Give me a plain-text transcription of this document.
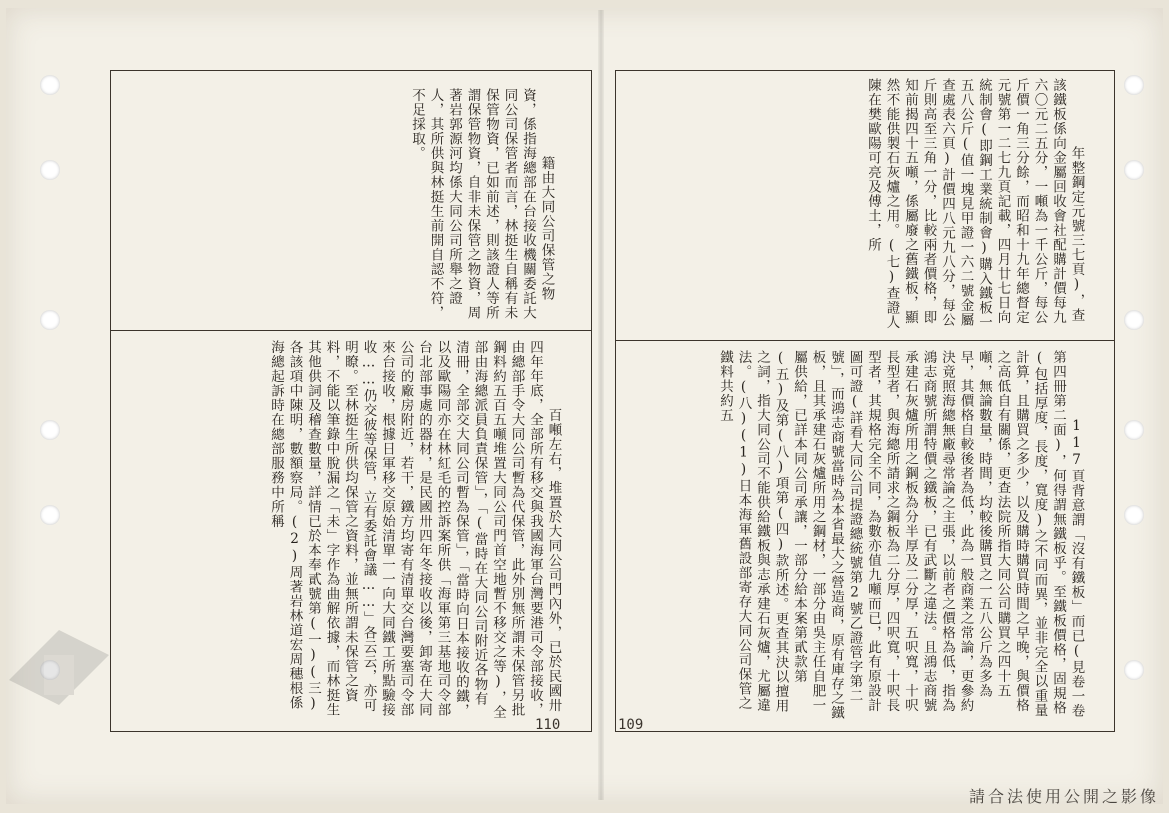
籍由大同公司保管之物資，係指海總部在台接收機關委託大同公司保管者而言，林挺生自稱有未保管物資，已如前述，則該證人等所謂保管物資，自非未保管之物資，周著岩郭源河均係大同公司所舉之證人，其所供與林挺生前開自認不符，不足採取。

百噸左右，堆置於大同公司門內外，已於民國卅四年年底，全部所有移交與我國海軍台灣要港司令部接收，由總部手令大同公司暫為代保管，此外別無所謂未保管另批鋼料約五百五噸堆置大同公司門首空地暫不移交之等)，全部由海總派員負責保管」，「(當時在大同公司附近各物有清冊，全部交大同公司暫為保管」，「當時向日本接收的鐵，以及歐陽同亦在林紅毛的控訴案所供「海軍第三基地司令部台北部事處的器材，是民國卅四年冬接收以後，卸寄在大同公司的廠房附近，若干，鐵方均寄有清單交台灣要塞司令部來台接收，根據日軍移交原始清單一一向大同鐵工所點驗接收……仍交彼等保管，立有委託會議……」各云云，亦可明瞭。至林挺生所供均保管之資料，並無所謂未保管之資料，不能以筆錄中脫漏之「未」字作為曲解依據，而林挺生其他供詞及稽查數量，詳情已於本奉貳號第(一)(三)各該項中陳明，數額察局。(2)周著岩林道宏周穗根係海總起訴時在總部服務中所稱

110

年整鋼定元號三七頁)，查該鐵板係向金屬回收會社配購計價每九六〇元二五分，一噸為一千公斤，每公斤價一角三分餘，而昭和十九年總督定元號第一二七九頁記載，四月廿七日向統制會(即鋼工業統制會)購入鐵板一五八公斤(值一塊見甲證一六二號金屬查處表六頁)計價四八元九八分，每公斤則高至三角一分，比較兩者價格，即知前揭四十五噸，係屬廢之舊鐵板，顯然不能供製石灰爐之用。(七)查證人陳在樊歐陽可亮及傅土，所

117頁背意謂「沒有鐵板」而已(見卷一卷第四冊第二面)，何得謂無鐵板乎。至鐵板價格，固規格(包括厚度，長度，寬度)之不同而異，並非完全以重量計算，且購買之多少，以及購時購買時間之早晚，與價格之高低自有關係，更查法院所指大同公司購買之四十五噸，無論數量，時間，均較後購買之一五八公斤為多為早，其價格自較後者為低，此為一般商業之常論，更參約決竟照海總無廠尋常論之主張，以前者之價格為低，指為鴻志商號所謂特價之鐵板，已有武斷之違法。且鴻志商號承建石灰爐所用之鋼板為分半厚及二分厚，五呎寬，十呎長型者，與海總所請求之鋼板為二分厚，四呎寬，十呎長型者，其規格完全不同，為數亦值九噸而已，此有原設計圖可證(詳看大同公司提證總統號第2號乙證管字第二號」，而鴻志商號當時為本省最大之營造商，原有庫存之鐵板，且其承建石灰爐所用之鋼材，一部分由吳主任自肥一屬供給，已詳本同公司承讓，一部分給本案第貳款第(五)及第(八)項第(四)款所述。更查其決以擅用之詞，指大同公司不能供給鐵板與志承建石灰爐，尤屬違法。(八)(1)日本海軍舊設部寄存大同公司保管之鐵料共約五

109
請合法使用公開之影像
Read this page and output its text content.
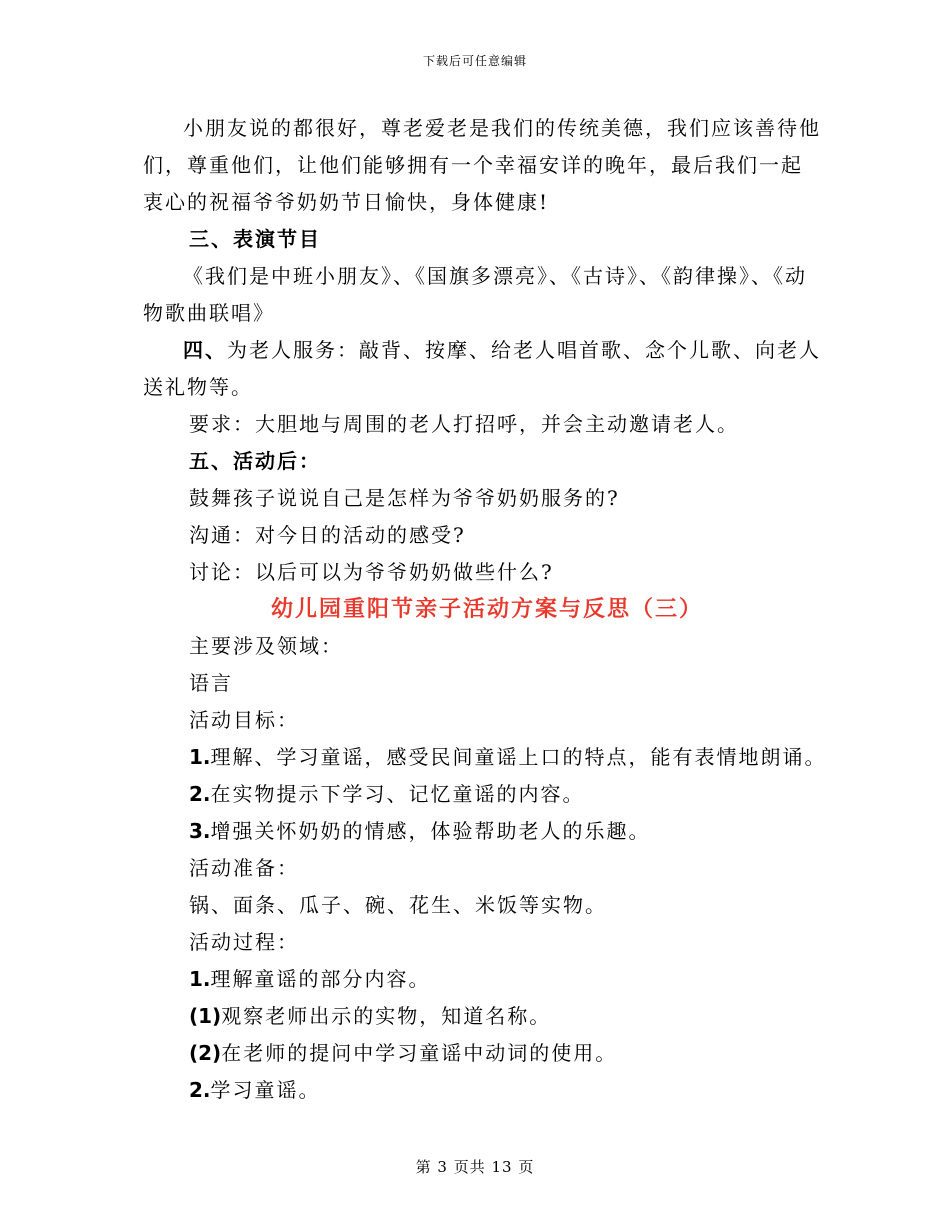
下载后可任意编辑

小朋友说的都很好，尊老爱老是我们的传统美德，我们应该善待他们，尊重他们，让他们能够拥有一个幸福安详的晚年，最后我们一起衷心的祝福爷爷奶奶节日愉快，身体健康!

三、表演节目

《我们是中班小朋友》、《国旗多漂亮》、《古诗》、《韵律操》、《动物歌曲联唱》

四、为老人服务：敲背、按摩、给老人唱首歌、念个儿歌、向老人送礼物等。

要求：大胆地与周围的老人打招呼，并会主动邀请老人。

五、活动后：

鼓舞孩子说说自己是怎样为爷爷奶奶服务的?

沟通：对今日的活动的感受?

讨论：以后可以为爷爷奶奶做些什么?

幼儿园重阳节亲子活动方案与反思（三）

主要涉及领域：

语言

活动目标：

1.理解、学习童谣，感受民间童谣上口的特点，能有表情地朗诵。

2.在实物提示下学习、记忆童谣的内容。

3.增强关怀奶奶的情感，体验帮助老人的乐趣。

活动准备：

锅、面条、瓜子、碗、花生、米饭等实物。

活动过程：

1.理解童谣的部分内容。

(1)观察老师出示的实物，知道名称。

(2)在老师的提问中学习童谣中动词的使用。

2.学习童谣。

第 3 页共 13 页
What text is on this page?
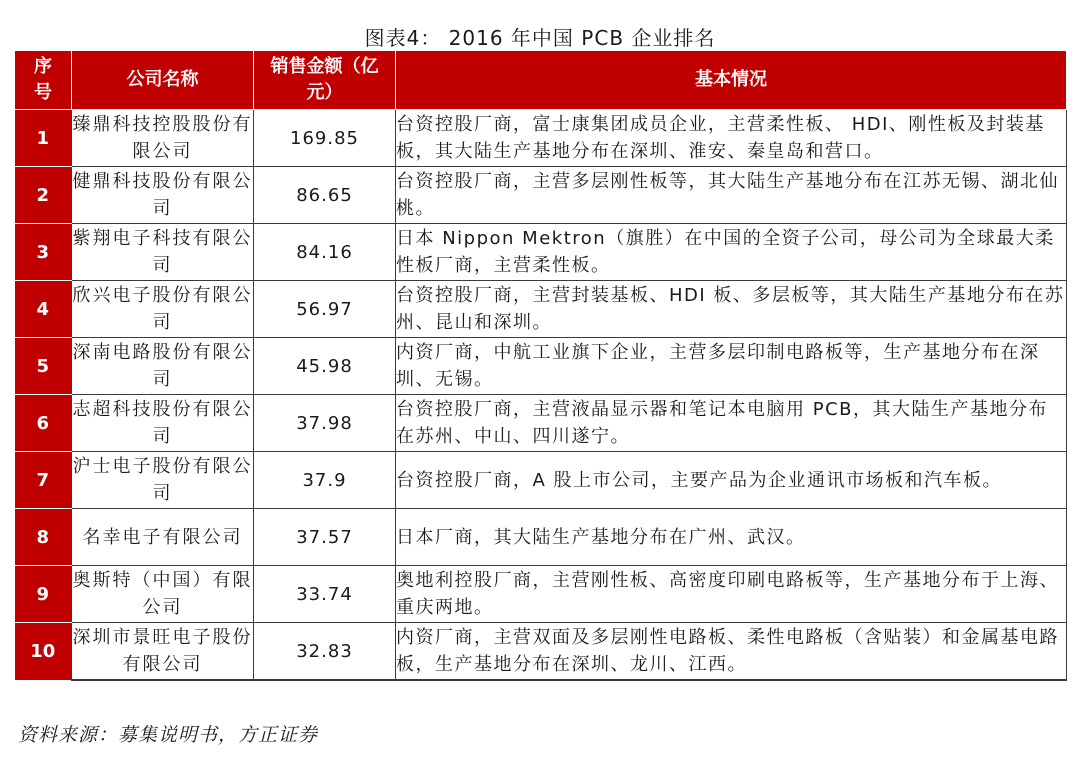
图表4： 2016 年中国 PCB 企业排名
序号	公司名称	销售金额（亿元）	基本情况
1	臻鼎科技控股股份有限公司	169.85	台资控股厂商，富士康集团成员企业，主营柔性板、 HDI、刚性板及封装基板，其大陆生产基地分布在深圳、淮安、秦皇岛和营口。
2	健鼎科技股份有限公司	86.65	台资控股厂商，主营多层刚性板等，其大陆生产基地分布在江苏无锡、湖北仙桃。
3	紫翔电子科技有限公司	84.16	日本 Nippon Mektron（旗胜）在中国的全资子公司，母公司为全球最大柔性板厂商，主营柔性板。
4	欣兴电子股份有限公司	56.97	台资控股厂商，主营封装基板、HDI 板、多层板等，其大陆生产基地分布在苏州、昆山和深圳。
5	深南电路股份有限公司	45.98	内资厂商，中航工业旗下企业，主营多层印制电路板等，生产基地分布在深圳、无锡。
6	志超科技股份有限公司	37.98	台资控股厂商，主营液晶显示器和笔记本电脑用 PCB，其大陆生产基地分布在苏州、中山、四川遂宁。
7	沪士电子股份有限公司	37.9	台资控股厂商，A 股上市公司，主要产品为企业通讯市场板和汽车板。
8	名幸电子有限公司	37.57	日本厂商，其大陆生产基地分布在广州、武汉。
9	奥斯特（中国）有限公司	33.74	奥地利控股厂商，主营刚性板、高密度印刷电路板等，生产基地分布于上海、重庆两地。
10	深圳市景旺电子股份有限公司	32.83	内资厂商，主营双面及多层刚性电路板、柔性电路板（含贴装）和金属基电路板，生产基地分布在深圳、龙川、江西。
资料来源：募集说明书，方正证券
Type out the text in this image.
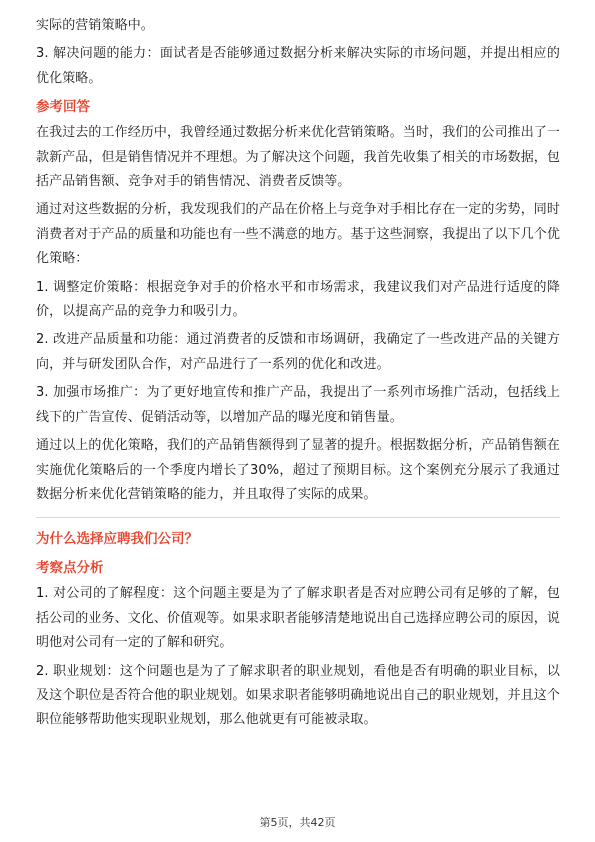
实际的营销策略中。

3. 解决问题的能力：面试者是否能够通过数据分析来解决实际的市场问题，并提出相应的优化策略。

参考回答

在我过去的工作经历中，我曾经通过数据分析来优化营销策略。当时，我们的公司推出了一款新产品，但是销售情况并不理想。为了解决这个问题，我首先收集了相关的市场数据，包括产品销售额、竞争对手的销售情况、消费者反馈等。

通过对这些数据的分析，我发现我们的产品在价格上与竞争对手相比存在一定的劣势，同时消费者对于产品的质量和功能也有一些不满意的地方。基于这些洞察，我提出了以下几个优化策略：

1. 调整定价策略：根据竞争对手的价格水平和市场需求，我建议我们对产品进行适度的降价，以提高产品的竞争力和吸引力。

2. 改进产品质量和功能：通过消费者的反馈和市场调研，我确定了一些改进产品的关键方向，并与研发团队合作，对产品进行了一系列的优化和改进。

3. 加强市场推广：为了更好地宣传和推广产品，我提出了一系列市场推广活动，包括线上线下的广告宣传、促销活动等，以增加产品的曝光度和销售量。

通过以上的优化策略，我们的产品销售额得到了显著的提升。根据数据分析，产品销售额在实施优化策略后的一个季度内增长了30%，超过了预期目标。这个案例充分展示了我通过数据分析来优化营销策略的能力，并且取得了实际的成果。

为什么选择应聘我们公司？
考察点分析

1. 对公司的了解程度：这个问题主要是为了了解求职者是否对应聘公司有足够的了解，包括公司的业务、文化、价值观等。如果求职者能够清楚地说出自己选择应聘公司的原因，说明他对公司有一定的了解和研究。

2. 职业规划：这个问题也是为了了解求职者的职业规划，看他是否有明确的职业目标，以及这个职位是否符合他的职业规划。如果求职者能够明确地说出自己的职业规划，并且这个职位能够帮助他实现职业规划，那么他就更有可能被录取。

第5页，共42页
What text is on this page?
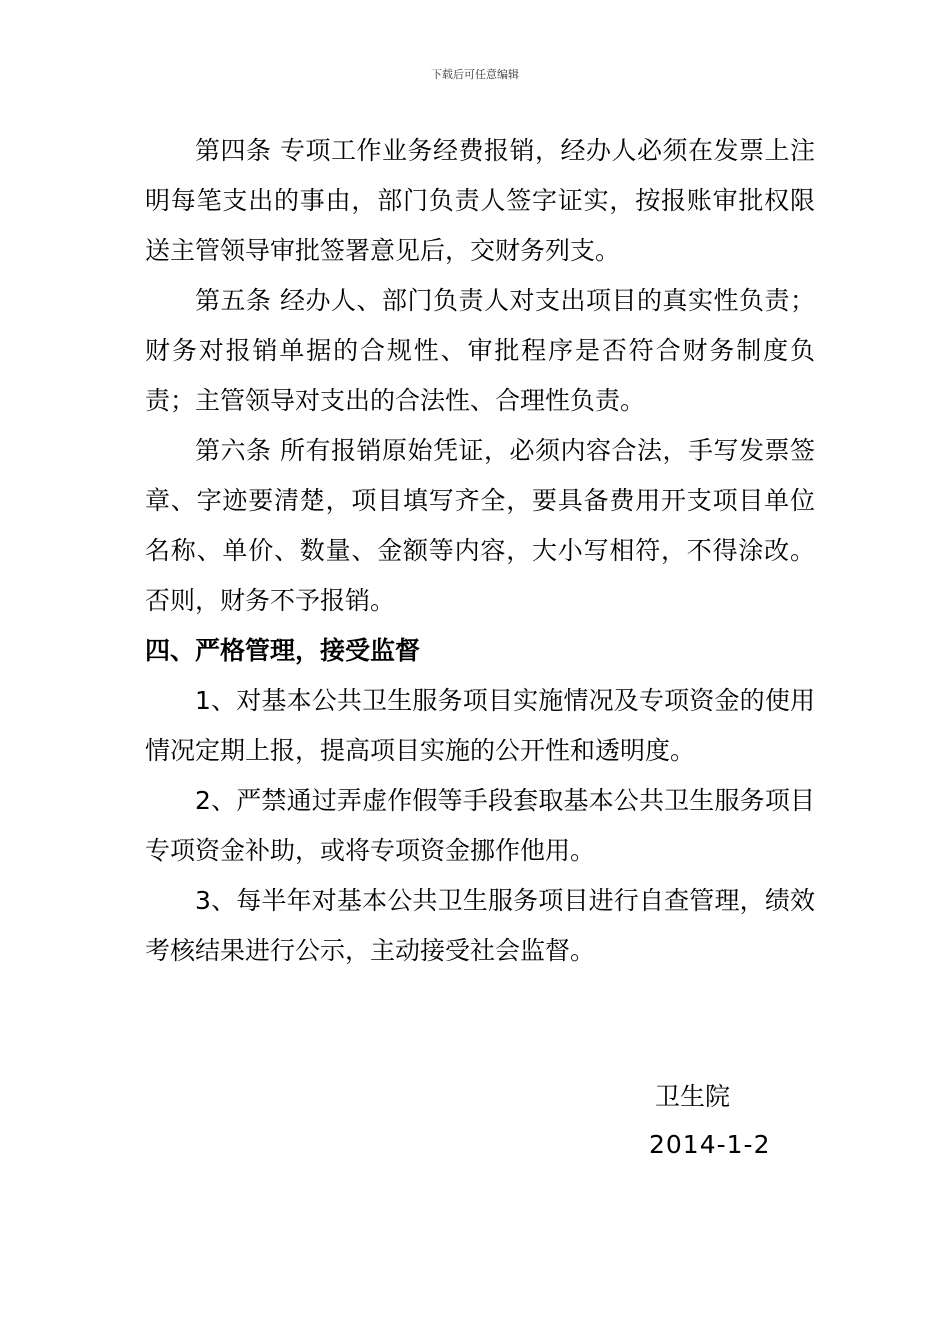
下载后可任意编辑

第四条 专项工作业务经费报销，经办人必须在发票上注明每笔支出的事由，部门负责人签字证实，按报账审批权限送主管领导审批签署意见后，交财务列支。

第五条 经办人、部门负责人对支出项目的真实性负责；财务对报销单据的合规性、审批程序是否符合财务制度负责；主管领导对支出的合法性、合理性负责。

第六条 所有报销原始凭证，必须内容合法，手写发票签章、字迹要清楚，项目填写齐全，要具备费用开支项目单位名称、单价、数量、金额等内容，大小写相符，不得涂改。否则，财务不予报销。

四、严格管理，接受监督

1、对基本公共卫生服务项目实施情况及专项资金的使用情况定期上报，提高项目实施的公开性和透明度。

2、严禁通过弄虚作假等手段套取基本公共卫生服务项目专项资金补助，或将专项资金挪作他用。

3、每半年对基本公共卫生服务项目进行自查管理，绩效考核结果进行公示，主动接受社会监督。

卫生院
2014-1-2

## Objective
Find all the lines containing "内资厂商" in the material, then copy them.

## Task result
5	深南电路股份有限公司	45.98	内资厂商，中航工业旗下企业，主营多层印制电路板等，生产基地分布在深圳、无锡。
10	深圳市景旺电子股份有限公司	32.83	内资厂商，主营双面及多层刚性电路板、柔性电路板（含贴装）和金属基电路板，生产基地分布在深圳、龙川、江西。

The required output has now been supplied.